◆ **Aufgabenstellung**:
Beantworte bitte anhand des Artikels unten über den Film „The Light Between Oceans“ diese Fragen:
(a) Welche Stelle nahm Tom Sherbourne an, um seiner Vergangenheit zu entkommen?
(b) Wie viele Fehlgeburten hat Isabel bereits hinter sich, als das Boot angeschwemmt wird?
(c) Wer spielt Hannah Roennfeldt?

====== Artikel ======

(„The Light Between Oceans“ directed by Derek Cianfrance, 2016)
Es war Liebe auf den ersten Blick, als sich der Ex-Soldat Tom Sherbourne (Michael Fassbender) und Isabel Graysmark (Alicia Vikander) begegnen. Beide sind sie von ihren Erfahrungen aus dem Ersten Weltkrieg gezeichnet, Tom nahm sogar eine Stelle als Leuchtturmwärter auf einer Insel an, um seiner Vergangenheit zu entkommen. Doch durch Isabel soll alles anders werden: Die beiden heiraten und fangen ein neues Leben an, weit ab vom Trubel. Nur eines fehlt ihnen zum Glück, ein Kind. Zwei Fehlgeburten hat Isabel bereits hinter sich, als eines Tages ein Boot angeschwemmt wird, in dem ein toter Mann und ein Säugling sind. Isabel drängt darauf, das Kind zu sich zu nehmen und als eigene Tochter auszugeben. Jahre lang geht dieser Plan auf, bis Hannah Roennfeldt (Rachel Weisz) auftaucht – die leibliche Mutter.

====== Gesammeltes Material ======

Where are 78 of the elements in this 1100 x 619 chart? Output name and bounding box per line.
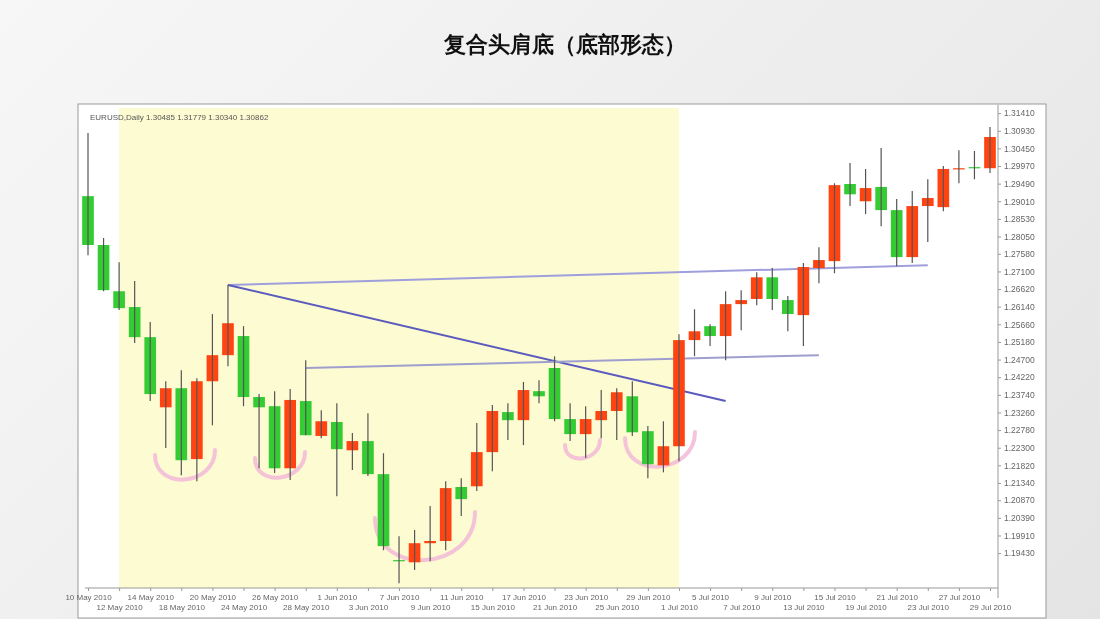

======

◆ **Antwort**:
(a) Er wurde Leuchtturmwärter auf einer Insel.
(b) Zwei.
(c) Rachel Weisz.